Data entries:

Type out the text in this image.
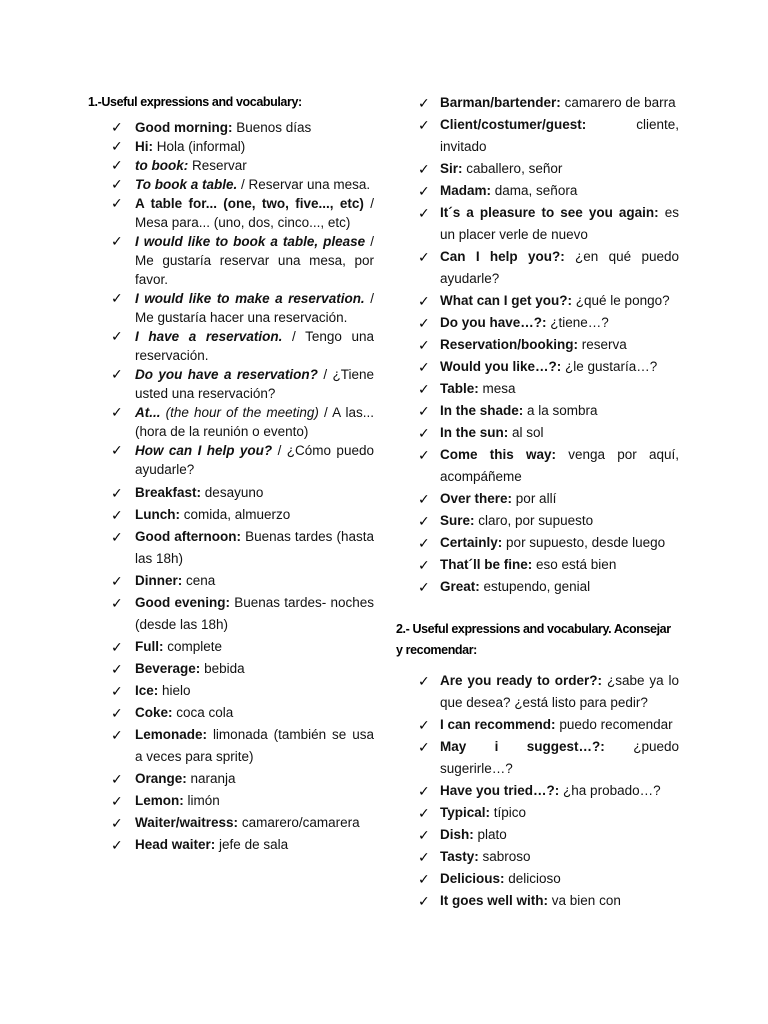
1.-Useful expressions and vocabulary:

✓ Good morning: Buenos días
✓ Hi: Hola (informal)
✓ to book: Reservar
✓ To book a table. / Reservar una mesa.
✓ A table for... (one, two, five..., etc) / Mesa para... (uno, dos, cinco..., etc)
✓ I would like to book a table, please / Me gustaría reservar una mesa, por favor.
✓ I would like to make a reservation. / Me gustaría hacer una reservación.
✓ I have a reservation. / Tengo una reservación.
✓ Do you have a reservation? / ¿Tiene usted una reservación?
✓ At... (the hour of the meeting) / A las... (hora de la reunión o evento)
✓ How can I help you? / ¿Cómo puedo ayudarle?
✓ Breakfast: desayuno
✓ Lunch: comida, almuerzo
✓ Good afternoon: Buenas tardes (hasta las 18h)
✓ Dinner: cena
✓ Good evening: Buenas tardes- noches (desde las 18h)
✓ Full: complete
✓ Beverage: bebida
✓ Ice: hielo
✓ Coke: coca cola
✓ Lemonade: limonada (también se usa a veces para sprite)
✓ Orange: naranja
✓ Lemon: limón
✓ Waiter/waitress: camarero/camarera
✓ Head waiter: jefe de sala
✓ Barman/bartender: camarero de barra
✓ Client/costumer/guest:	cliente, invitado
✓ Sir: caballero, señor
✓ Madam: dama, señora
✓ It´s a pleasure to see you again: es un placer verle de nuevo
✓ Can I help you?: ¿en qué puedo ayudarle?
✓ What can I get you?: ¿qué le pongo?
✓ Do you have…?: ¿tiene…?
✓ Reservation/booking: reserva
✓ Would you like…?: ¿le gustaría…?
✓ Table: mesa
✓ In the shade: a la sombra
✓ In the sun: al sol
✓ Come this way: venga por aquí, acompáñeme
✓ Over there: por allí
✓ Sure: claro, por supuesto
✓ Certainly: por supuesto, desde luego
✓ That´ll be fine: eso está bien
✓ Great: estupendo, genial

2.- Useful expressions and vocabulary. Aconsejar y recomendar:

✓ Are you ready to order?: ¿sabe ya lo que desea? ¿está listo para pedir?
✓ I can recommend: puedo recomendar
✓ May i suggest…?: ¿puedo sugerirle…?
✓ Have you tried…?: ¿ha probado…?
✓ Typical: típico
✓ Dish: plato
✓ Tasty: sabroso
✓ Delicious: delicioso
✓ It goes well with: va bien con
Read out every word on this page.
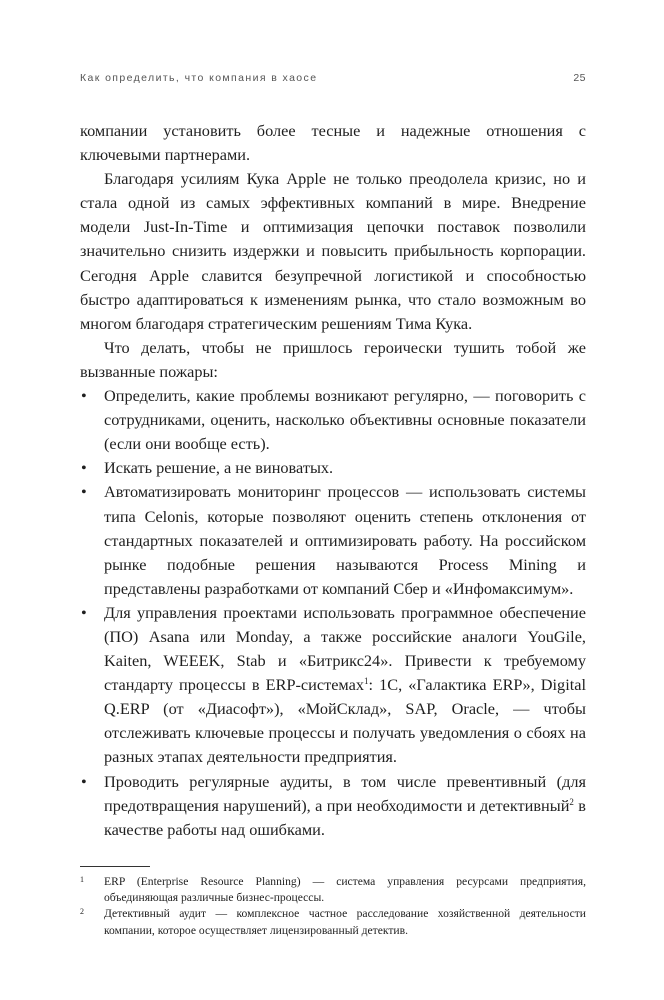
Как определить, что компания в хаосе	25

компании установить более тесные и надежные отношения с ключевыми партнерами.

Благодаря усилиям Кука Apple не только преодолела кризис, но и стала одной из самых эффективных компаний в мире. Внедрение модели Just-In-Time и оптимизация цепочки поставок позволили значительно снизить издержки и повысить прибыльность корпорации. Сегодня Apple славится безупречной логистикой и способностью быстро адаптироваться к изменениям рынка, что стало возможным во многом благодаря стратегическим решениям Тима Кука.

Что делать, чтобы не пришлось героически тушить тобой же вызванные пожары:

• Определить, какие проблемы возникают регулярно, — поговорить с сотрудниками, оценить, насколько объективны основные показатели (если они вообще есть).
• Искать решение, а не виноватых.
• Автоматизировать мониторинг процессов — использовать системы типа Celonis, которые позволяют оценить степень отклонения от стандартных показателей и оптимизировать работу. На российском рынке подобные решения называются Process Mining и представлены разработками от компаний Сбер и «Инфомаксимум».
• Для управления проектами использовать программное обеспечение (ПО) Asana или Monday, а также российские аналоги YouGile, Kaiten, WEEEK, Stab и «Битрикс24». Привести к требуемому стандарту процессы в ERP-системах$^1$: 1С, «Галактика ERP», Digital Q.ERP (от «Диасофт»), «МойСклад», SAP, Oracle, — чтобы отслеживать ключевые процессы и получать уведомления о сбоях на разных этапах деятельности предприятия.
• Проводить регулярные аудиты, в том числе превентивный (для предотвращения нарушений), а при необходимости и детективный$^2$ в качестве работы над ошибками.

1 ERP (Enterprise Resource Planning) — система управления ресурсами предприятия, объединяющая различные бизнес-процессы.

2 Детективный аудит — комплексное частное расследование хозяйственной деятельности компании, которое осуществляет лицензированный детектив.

> **GOAL**
Each entry gets copied exactly; the pictures stay out.

> **COMPLETE ANSWER**
Type out the text in this image.
1.-Useful expressions and vocabulary:

✓ Good morning: Buenos días
✓ Hi: Hola (informal)
✓ to book: Reservar
✓ To book a table. / Reservar una mesa.
✓ A table for... (one, two, five..., etc) / Mesa para... (uno, dos, cinco..., etc)
✓ I would like to book a table, please / Me gustaría reservar una mesa, por favor.
✓ I would like to make a reservation. / Me gustaría hacer una reservación.
✓ I have a reservation. / Tengo una reservación.
✓ Do you have a reservation? / ¿Tiene usted una reservación?
✓ At... (the hour of the meeting) / A las... (hora de la reunión o evento)
✓ How can I help you? / ¿Cómo puedo ayudarle?
✓ Breakfast: desayuno
✓ Lunch: comida, almuerzo
✓ Good afternoon: Buenas tardes (hasta las 18h)
✓ Dinner: cena
✓ Good evening: Buenas tardes- noches (desde las 18h)
✓ Full: complete
✓ Beverage: bebida
✓ Ice: hielo
✓ Coke: coca cola
✓ Lemonade: limonada (también se usa a veces para sprite)
✓ Orange: naranja
✓ Lemon: limón
✓ Waiter/waitress: camarero/camarera
✓ Head waiter: jefe de sala
✓ Barman/bartender: camarero de barra
✓ Client/costumer/guest:	cliente, invitado
✓ Sir: caballero, señor
✓ Madam: dama, señora
✓ It´s a pleasure to see you again: es un placer verle de nuevo
✓ Can I help you?: ¿en qué puedo ayudarle?
✓ What can I get you?: ¿qué le pongo?
✓ Do you have…?: ¿tiene…?
✓ Reservation/booking: reserva
✓ Would you like…?: ¿le gustaría…?
✓ Table: mesa
✓ In the shade: a la sombra
✓ In the sun: al sol
✓ Come this way: venga por aquí, acompáñeme
✓ Over there: por allí
✓ Sure: claro, por supuesto
✓ Certainly: por supuesto, desde luego
✓ That´ll be fine: eso está bien
✓ Great: estupendo, genial

2.- Useful expressions and vocabulary. Aconsejar y recomendar:

✓ Are you ready to order?: ¿sabe ya lo que desea? ¿está listo para pedir?
✓ I can recommend: puedo recomendar
✓ May i suggest…?: ¿puedo sugerirle…?
✓ Have you tried…?: ¿ha probado…?
✓ Typical: típico
✓ Dish: plato
✓ Tasty: sabroso
✓ Delicious: delicioso
✓ It goes well with: va bien con
Read out every word on this page.
Как определить, что компания в хаосе	25

компании установить более тесные и надежные отношения с ключевыми партнерами.

Благодаря усилиям Кука Apple не только преодолела кризис, но и стала одной из самых эффективных компаний в мире. Внедрение модели Just-In-Time и оптимизация цепочки поставок позволили значительно снизить издержки и повысить прибыльность корпорации. Сегодня Apple славится безупречной логистикой и способностью быстро адаптироваться к изменениям рынка, что стало возможным во многом благодаря стратегическим решениям Тима Кука.

Что делать, чтобы не пришлось героически тушить тобой же вызванные пожары:

• Определить, какие проблемы возникают регулярно, — поговорить с сотрудниками, оценить, насколько объективны основные показатели (если они вообще есть).
• Искать решение, а не виноватых.
• Автоматизировать мониторинг процессов — использовать системы типа Celonis, которые позволяют оценить степень отклонения от стандартных показателей и оптимизировать работу. На российском рынке подобные решения называются Process Mining и представлены разработками от компаний Сбер и «Инфомаксимум».
• Для управления проектами использовать программное обеспечение (ПО) Asana или Monday, а также российские аналоги YouGile, Kaiten, WEEEK, Stab и «Битрикс24». Привести к требуемому стандарту процессы в ERP-системах$^1$: 1С, «Галактика ERP», Digital Q.ERP (от «Диасофт»), «МойСклад», SAP, Oracle, — чтобы отслеживать ключевые процессы и получать уведомления о сбоях на разных этапах деятельности предприятия.
• Проводить регулярные аудиты, в том числе превентивный (для предотвращения нарушений), а при необходимости и детективный$^2$ в качестве работы над ошибками.

1 ERP (Enterprise Resource Planning) — система управления ресурсами предприятия, объединяющая различные бизнес-процессы.

2 Детективный аудит — комплексное частное расследование хозяйственной деятельности компании, которое осуществляет лицензированный детектив.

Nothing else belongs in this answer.